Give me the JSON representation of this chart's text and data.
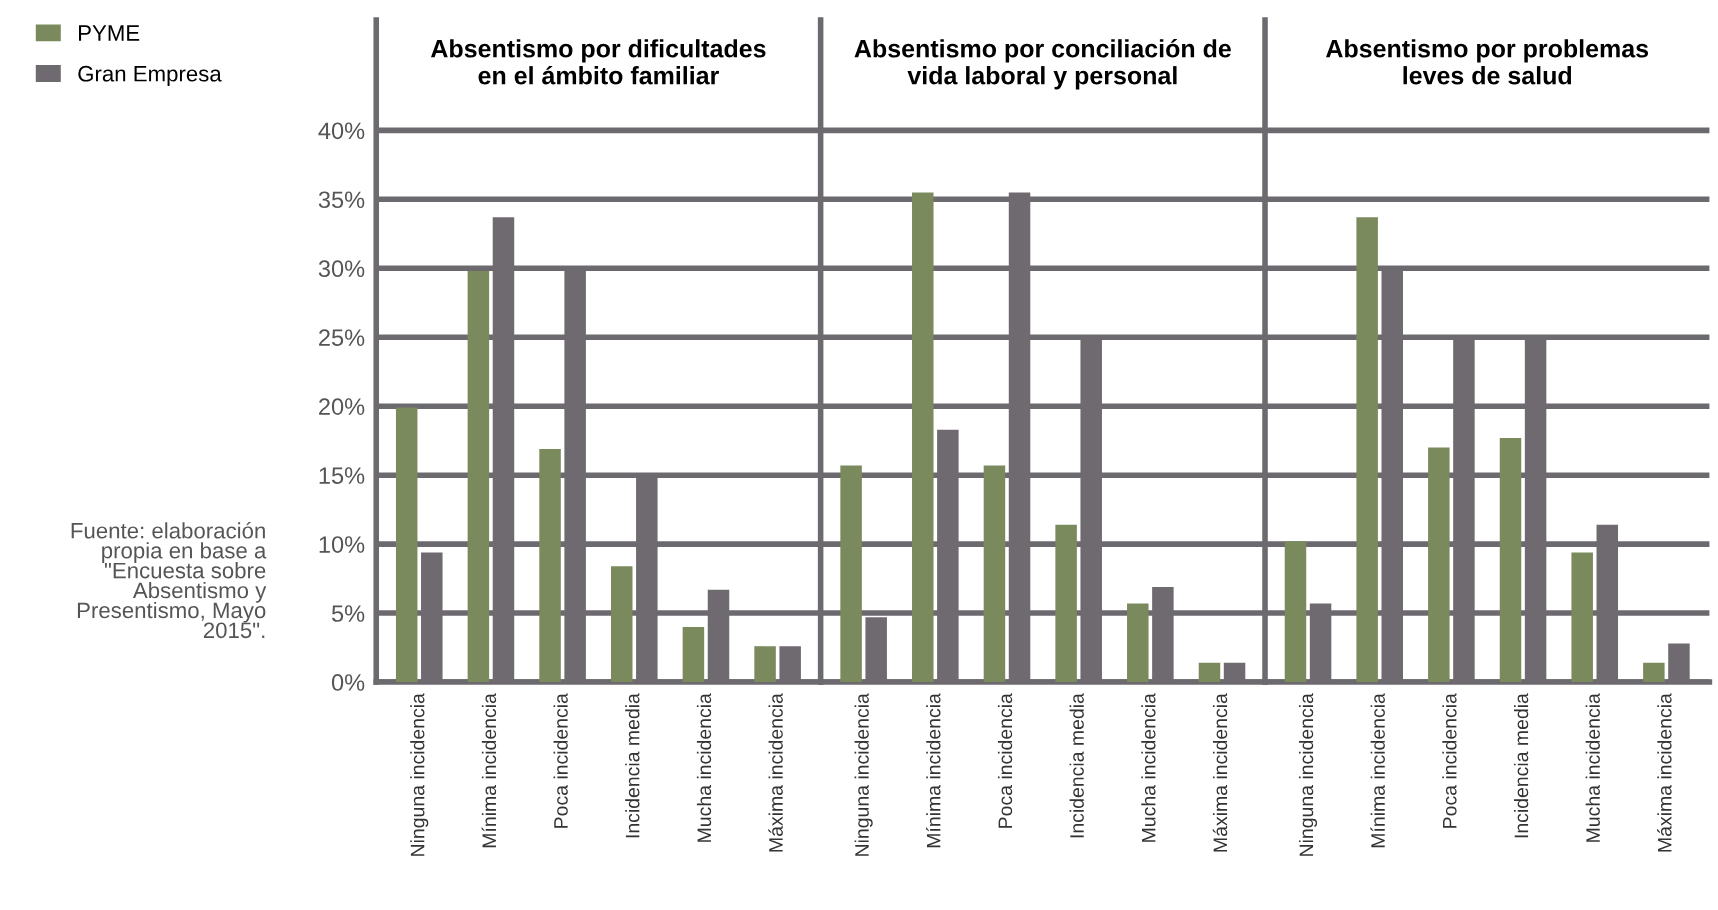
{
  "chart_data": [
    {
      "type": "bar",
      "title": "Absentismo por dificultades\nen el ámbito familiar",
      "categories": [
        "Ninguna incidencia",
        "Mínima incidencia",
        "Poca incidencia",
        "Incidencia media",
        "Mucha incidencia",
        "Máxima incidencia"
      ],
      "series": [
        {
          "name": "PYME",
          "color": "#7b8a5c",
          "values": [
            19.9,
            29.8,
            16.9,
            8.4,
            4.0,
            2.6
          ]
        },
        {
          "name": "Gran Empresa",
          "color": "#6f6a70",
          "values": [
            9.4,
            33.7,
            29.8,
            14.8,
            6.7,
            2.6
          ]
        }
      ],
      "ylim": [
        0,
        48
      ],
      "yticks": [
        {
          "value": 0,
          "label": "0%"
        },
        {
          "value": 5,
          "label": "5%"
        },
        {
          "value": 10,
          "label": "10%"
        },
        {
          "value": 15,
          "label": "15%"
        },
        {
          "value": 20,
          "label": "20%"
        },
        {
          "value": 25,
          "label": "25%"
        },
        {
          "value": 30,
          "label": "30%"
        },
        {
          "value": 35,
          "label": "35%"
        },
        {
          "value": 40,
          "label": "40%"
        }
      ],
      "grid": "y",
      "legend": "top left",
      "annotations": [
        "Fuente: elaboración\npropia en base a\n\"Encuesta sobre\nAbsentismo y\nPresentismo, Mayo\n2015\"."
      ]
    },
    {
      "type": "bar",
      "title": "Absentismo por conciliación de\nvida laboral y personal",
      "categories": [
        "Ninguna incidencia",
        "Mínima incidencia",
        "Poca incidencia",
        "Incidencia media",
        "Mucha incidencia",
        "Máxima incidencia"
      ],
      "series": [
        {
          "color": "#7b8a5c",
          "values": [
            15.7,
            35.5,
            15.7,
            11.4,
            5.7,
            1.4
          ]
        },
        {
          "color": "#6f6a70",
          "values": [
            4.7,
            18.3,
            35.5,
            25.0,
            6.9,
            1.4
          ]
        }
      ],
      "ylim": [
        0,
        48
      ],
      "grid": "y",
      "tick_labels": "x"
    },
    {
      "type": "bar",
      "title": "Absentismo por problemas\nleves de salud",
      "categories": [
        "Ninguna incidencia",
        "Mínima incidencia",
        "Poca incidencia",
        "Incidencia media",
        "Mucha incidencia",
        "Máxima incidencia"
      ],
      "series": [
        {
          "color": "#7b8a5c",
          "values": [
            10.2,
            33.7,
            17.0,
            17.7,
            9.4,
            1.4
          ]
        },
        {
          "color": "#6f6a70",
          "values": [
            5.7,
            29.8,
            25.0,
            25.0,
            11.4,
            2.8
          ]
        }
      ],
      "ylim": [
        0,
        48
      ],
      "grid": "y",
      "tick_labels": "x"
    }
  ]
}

* * *

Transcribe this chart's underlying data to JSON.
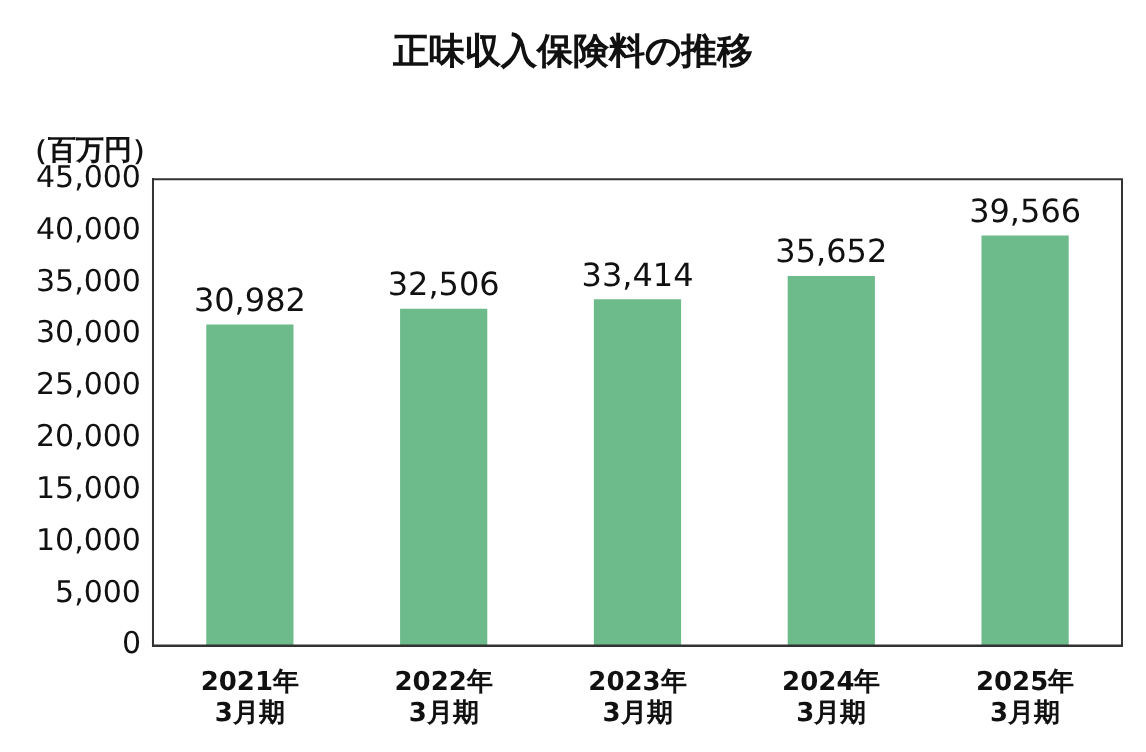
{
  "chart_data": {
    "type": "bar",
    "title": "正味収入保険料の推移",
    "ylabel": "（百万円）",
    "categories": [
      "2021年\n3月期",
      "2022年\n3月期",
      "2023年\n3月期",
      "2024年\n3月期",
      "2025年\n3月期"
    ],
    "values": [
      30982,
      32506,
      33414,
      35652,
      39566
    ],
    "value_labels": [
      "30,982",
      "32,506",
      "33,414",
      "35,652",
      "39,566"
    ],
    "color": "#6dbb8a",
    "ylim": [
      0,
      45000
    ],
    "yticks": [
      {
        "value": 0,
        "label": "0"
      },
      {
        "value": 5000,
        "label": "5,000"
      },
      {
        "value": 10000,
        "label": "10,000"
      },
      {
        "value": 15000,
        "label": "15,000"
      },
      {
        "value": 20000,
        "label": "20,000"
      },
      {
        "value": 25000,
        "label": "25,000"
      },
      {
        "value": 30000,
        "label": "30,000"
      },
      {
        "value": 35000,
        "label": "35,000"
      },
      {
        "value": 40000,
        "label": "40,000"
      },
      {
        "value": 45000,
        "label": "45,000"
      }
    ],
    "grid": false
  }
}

To do: Copy every line above that holds the word "title".

Result:
      "title": "Absentismo por dificultades\nen el ámbito familiar",
      "title": "Absentismo por conciliación de\nvida laboral y personal",
      "title": "Absentismo por problemas\nleves de salud",
    "title": "正味収入保険料の推移",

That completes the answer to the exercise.